Problem requirements:
Print the listing below exactly.

(Dataset listings of figures)
BEGIN

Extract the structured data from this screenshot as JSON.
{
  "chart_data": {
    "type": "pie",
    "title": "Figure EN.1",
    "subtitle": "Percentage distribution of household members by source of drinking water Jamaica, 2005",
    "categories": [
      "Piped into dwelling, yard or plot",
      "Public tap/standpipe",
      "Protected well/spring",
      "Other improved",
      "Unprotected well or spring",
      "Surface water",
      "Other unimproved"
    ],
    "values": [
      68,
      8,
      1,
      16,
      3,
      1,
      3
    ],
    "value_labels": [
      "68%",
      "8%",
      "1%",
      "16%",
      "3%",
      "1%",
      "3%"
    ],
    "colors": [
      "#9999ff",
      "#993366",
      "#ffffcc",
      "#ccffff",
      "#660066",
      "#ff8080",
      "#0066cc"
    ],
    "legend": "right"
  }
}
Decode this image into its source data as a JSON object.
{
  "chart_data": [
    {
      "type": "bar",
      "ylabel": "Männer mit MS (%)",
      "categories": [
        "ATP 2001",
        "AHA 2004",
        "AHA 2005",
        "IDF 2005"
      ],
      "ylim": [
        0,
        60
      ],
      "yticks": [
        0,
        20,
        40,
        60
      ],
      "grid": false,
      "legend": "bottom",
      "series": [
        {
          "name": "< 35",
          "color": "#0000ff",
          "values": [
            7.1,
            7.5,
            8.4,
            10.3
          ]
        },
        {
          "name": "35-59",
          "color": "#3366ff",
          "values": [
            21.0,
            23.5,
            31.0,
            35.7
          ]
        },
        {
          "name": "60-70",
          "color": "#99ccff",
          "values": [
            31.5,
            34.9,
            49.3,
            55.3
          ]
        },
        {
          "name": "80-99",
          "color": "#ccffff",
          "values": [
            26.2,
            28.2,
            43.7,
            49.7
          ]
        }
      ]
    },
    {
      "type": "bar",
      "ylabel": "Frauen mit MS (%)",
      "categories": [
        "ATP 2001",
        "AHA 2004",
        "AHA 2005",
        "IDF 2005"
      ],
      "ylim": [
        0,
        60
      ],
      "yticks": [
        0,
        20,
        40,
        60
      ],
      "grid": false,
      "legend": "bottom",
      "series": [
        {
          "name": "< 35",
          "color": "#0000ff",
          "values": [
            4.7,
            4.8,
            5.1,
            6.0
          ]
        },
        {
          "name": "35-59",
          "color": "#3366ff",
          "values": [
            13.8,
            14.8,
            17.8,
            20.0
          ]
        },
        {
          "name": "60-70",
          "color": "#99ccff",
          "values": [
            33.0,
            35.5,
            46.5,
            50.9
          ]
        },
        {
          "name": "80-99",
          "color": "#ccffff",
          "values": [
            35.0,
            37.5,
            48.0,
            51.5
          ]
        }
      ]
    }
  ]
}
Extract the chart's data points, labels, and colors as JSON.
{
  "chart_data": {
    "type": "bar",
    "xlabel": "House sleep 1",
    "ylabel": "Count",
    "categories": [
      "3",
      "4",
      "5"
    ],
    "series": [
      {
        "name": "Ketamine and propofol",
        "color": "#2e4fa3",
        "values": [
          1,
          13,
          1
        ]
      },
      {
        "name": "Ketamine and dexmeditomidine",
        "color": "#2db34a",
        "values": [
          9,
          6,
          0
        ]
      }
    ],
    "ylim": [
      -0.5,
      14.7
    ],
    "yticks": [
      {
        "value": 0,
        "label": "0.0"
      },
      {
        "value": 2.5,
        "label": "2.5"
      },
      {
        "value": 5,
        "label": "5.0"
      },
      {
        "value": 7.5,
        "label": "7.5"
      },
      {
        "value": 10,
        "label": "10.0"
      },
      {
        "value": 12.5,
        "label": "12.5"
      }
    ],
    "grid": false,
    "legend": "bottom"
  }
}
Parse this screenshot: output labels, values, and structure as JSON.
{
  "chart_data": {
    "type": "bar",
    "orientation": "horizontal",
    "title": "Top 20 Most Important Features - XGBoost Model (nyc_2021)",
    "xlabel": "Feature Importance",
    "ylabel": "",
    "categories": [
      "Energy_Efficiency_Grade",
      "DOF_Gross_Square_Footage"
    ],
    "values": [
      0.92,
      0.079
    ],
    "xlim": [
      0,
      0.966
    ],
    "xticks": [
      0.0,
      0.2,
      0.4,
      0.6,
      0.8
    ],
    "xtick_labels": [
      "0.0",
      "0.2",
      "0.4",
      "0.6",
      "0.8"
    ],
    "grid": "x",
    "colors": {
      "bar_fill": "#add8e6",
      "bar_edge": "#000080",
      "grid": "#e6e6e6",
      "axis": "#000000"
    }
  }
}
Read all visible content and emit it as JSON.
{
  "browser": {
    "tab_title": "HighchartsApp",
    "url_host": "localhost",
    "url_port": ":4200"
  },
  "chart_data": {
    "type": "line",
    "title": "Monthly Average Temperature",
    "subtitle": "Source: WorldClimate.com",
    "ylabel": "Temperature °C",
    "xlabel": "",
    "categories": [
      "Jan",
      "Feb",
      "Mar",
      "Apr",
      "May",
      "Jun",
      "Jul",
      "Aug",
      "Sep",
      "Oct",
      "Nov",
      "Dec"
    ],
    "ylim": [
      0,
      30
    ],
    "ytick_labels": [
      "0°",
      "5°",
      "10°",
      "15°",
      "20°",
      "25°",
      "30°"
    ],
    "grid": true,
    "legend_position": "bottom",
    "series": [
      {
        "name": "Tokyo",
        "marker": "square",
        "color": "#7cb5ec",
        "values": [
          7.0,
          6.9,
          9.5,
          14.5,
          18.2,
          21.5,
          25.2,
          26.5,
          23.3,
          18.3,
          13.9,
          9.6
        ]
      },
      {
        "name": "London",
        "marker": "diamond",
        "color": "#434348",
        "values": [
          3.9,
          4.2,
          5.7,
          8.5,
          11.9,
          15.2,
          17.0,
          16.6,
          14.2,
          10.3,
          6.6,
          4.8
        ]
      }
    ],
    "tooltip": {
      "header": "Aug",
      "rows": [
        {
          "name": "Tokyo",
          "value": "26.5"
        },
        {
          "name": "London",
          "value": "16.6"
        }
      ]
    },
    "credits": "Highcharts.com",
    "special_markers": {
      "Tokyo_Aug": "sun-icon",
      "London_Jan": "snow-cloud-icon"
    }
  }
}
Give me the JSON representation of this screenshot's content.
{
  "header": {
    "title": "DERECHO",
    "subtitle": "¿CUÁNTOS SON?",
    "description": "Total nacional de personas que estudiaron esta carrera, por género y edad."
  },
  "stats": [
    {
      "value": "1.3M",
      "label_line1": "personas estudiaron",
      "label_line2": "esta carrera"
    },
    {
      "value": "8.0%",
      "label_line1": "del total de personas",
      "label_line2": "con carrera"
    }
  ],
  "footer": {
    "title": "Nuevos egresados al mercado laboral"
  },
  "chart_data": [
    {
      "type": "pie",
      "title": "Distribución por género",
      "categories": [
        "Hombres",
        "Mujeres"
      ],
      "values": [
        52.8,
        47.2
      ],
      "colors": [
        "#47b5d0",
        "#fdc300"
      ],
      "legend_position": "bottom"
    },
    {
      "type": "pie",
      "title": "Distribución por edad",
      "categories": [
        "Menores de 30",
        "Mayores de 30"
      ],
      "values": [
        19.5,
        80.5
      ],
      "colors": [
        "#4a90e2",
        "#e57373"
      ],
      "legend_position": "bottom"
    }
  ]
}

END

Task response:
Extract the structured data from this screenshot as JSON.
{
  "chart_data": {
    "type": "pie",
    "title": "Figure EN.1",
    "subtitle": "Percentage distribution of household members by source of drinking water Jamaica, 2005",
    "categories": [
      "Piped into dwelling, yard or plot",
      "Public tap/standpipe",
      "Protected well/spring",
      "Other improved",
      "Unprotected well or spring",
      "Surface water",
      "Other unimproved"
    ],
    "values": [
      68,
      8,
      1,
      16,
      3,
      1,
      3
    ],
    "value_labels": [
      "68%",
      "8%",
      "1%",
      "16%",
      "3%",
      "1%",
      "3%"
    ],
    "colors": [
      "#9999ff",
      "#993366",
      "#ffffcc",
      "#ccffff",
      "#660066",
      "#ff8080",
      "#0066cc"
    ],
    "legend": "right"
  }
}
Decode this image into its source data as a JSON object.
{
  "chart_data": [
    {
      "type": "bar",
      "ylabel": "Männer mit MS (%)",
      "categories": [
        "ATP 2001",
        "AHA 2004",
        "AHA 2005",
        "IDF 2005"
      ],
      "ylim": [
        0,
        60
      ],
      "yticks": [
        0,
        20,
        40,
        60
      ],
      "grid": false,
      "legend": "bottom",
      "series": [
        {
          "name": "< 35",
          "color": "#0000ff",
          "values": [
            7.1,
            7.5,
            8.4,
            10.3
          ]
        },
        {
          "name": "35-59",
          "color": "#3366ff",
          "values": [
            21.0,
            23.5,
            31.0,
            35.7
          ]
        },
        {
          "name": "60-70",
          "color": "#99ccff",
          "values": [
            31.5,
            34.9,
            49.3,
            55.3
          ]
        },
        {
          "name": "80-99",
          "color": "#ccffff",
          "values": [
            26.2,
            28.2,
            43.7,
            49.7
          ]
        }
      ]
    },
    {
      "type": "bar",
      "ylabel": "Frauen mit MS (%)",
      "categories": [
        "ATP 2001",
        "AHA 2004",
        "AHA 2005",
        "IDF 2005"
      ],
      "ylim": [
        0,
        60
      ],
      "yticks": [
        0,
        20,
        40,
        60
      ],
      "grid": false,
      "legend": "bottom",
      "series": [
        {
          "name": "< 35",
          "color": "#0000ff",
          "values": [
            4.7,
            4.8,
            5.1,
            6.0
          ]
        },
        {
          "name": "35-59",
          "color": "#3366ff",
          "values": [
            13.8,
            14.8,
            17.8,
            20.0
          ]
        },
        {
          "name": "60-70",
          "color": "#99ccff",
          "values": [
            33.0,
            35.5,
            46.5,
            50.9
          ]
        },
        {
          "name": "80-99",
          "color": "#ccffff",
          "values": [
            35.0,
            37.5,
            48.0,
            51.5
          ]
        }
      ]
    }
  ]
}
Extract the chart's data points, labels, and colors as JSON.
{
  "chart_data": {
    "type": "bar",
    "xlabel": "House sleep 1",
    "ylabel": "Count",
    "categories": [
      "3",
      "4",
      "5"
    ],
    "series": [
      {
        "name": "Ketamine and propofol",
        "color": "#2e4fa3",
        "values": [
          1,
          13,
          1
        ]
      },
      {
        "name": "Ketamine and dexmeditomidine",
        "color": "#2db34a",
        "values": [
          9,
          6,
          0
        ]
      }
    ],
    "ylim": [
      -0.5,
      14.7
    ],
    "yticks": [
      {
        "value": 0,
        "label": "0.0"
      },
      {
        "value": 2.5,
        "label": "2.5"
      },
      {
        "value": 5,
        "label": "5.0"
      },
      {
        "value": 7.5,
        "label": "7.5"
      },
      {
        "value": 10,
        "label": "10.0"
      },
      {
        "value": 12.5,
        "label": "12.5"
      }
    ],
    "grid": false,
    "legend": "bottom"
  }
}
Parse this screenshot: output labels, values, and structure as JSON.
{
  "chart_data": {
    "type": "bar",
    "orientation": "horizontal",
    "title": "Top 20 Most Important Features - XGBoost Model (nyc_2021)",
    "xlabel": "Feature Importance",
    "ylabel": "",
    "categories": [
      "Energy_Efficiency_Grade",
      "DOF_Gross_Square_Footage"
    ],
    "values": [
      0.92,
      0.079
    ],
    "xlim": [
      0,
      0.966
    ],
    "xticks": [
      0.0,
      0.2,
      0.4,
      0.6,
      0.8
    ],
    "xtick_labels": [
      "0.0",
      "0.2",
      "0.4",
      "0.6",
      "0.8"
    ],
    "grid": "x",
    "colors": {
      "bar_fill": "#add8e6",
      "bar_edge": "#000080",
      "grid": "#e6e6e6",
      "axis": "#000000"
    }
  }
}
Read all visible content and emit it as JSON.
{
  "browser": {
    "tab_title": "HighchartsApp",
    "url_host": "localhost",
    "url_port": ":4200"
  },
  "chart_data": {
    "type": "line",
    "title": "Monthly Average Temperature",
    "subtitle": "Source: WorldClimate.com",
    "ylabel": "Temperature °C",
    "xlabel": "",
    "categories": [
      "Jan",
      "Feb",
      "Mar",
      "Apr",
      "May",
      "Jun",
      "Jul",
      "Aug",
      "Sep",
      "Oct",
      "Nov",
      "Dec"
    ],
    "ylim": [
      0,
      30
    ],
    "ytick_labels": [
      "0°",
      "5°",
      "10°",
      "15°",
      "20°",
      "25°",
      "30°"
    ],
    "grid": true,
    "legend_position": "bottom",
    "series": [
      {
        "name": "Tokyo",
        "marker": "square",
        "color": "#7cb5ec",
        "values": [
          7.0,
          6.9,
          9.5,
          14.5,
          18.2,
          21.5,
          25.2,
          26.5,
          23.3,
          18.3,
          13.9,
          9.6
        ]
      },
      {
        "name": "London",
        "marker": "diamond",
        "color": "#434348",
        "values": [
          3.9,
          4.2,
          5.7,
          8.5,
          11.9,
          15.2,
          17.0,
          16.6,
          14.2,
          10.3,
          6.6,
          4.8
        ]
      }
    ],
    "tooltip": {
      "header": "Aug",
      "rows": [
        {
          "name": "Tokyo",
          "value": "26.5"
        },
        {
          "name": "London",
          "value": "16.6"
        }
      ]
    },
    "credits": "Highcharts.com",
    "special_markers": {
      "Tokyo_Aug": "sun-icon",
      "London_Jan": "snow-cloud-icon"
    }
  }
}
Give me the JSON representation of this screenshot's content.
{
  "header": {
    "title": "DERECHO",
    "subtitle": "¿CUÁNTOS SON?",
    "description": "Total nacional de personas que estudiaron esta carrera, por género y edad."
  },
  "stats": [
    {
      "value": "1.3M",
      "label_line1": "personas estudiaron",
      "label_line2": "esta carrera"
    },
    {
      "value": "8.0%",
      "label_line1": "del total de personas",
      "label_line2": "con carrera"
    }
  ],
  "footer": {
    "title": "Nuevos egresados al mercado laboral"
  },
  "chart_data": [
    {
      "type": "pie",
      "title": "Distribución por género",
      "categories": [
        "Hombres",
        "Mujeres"
      ],
      "values": [
        52.8,
        47.2
      ],
      "colors": [
        "#47b5d0",
        "#fdc300"
      ],
      "legend_position": "bottom"
    },
    {
      "type": "pie",
      "title": "Distribución por edad",
      "categories": [
        "Menores de 30",
        "Mayores de 30"
      ],
      "values": [
        19.5,
        80.5
      ],
      "colors": [
        "#4a90e2",
        "#e57373"
      ],
      "legend_position": "bottom"
    }
  ]
}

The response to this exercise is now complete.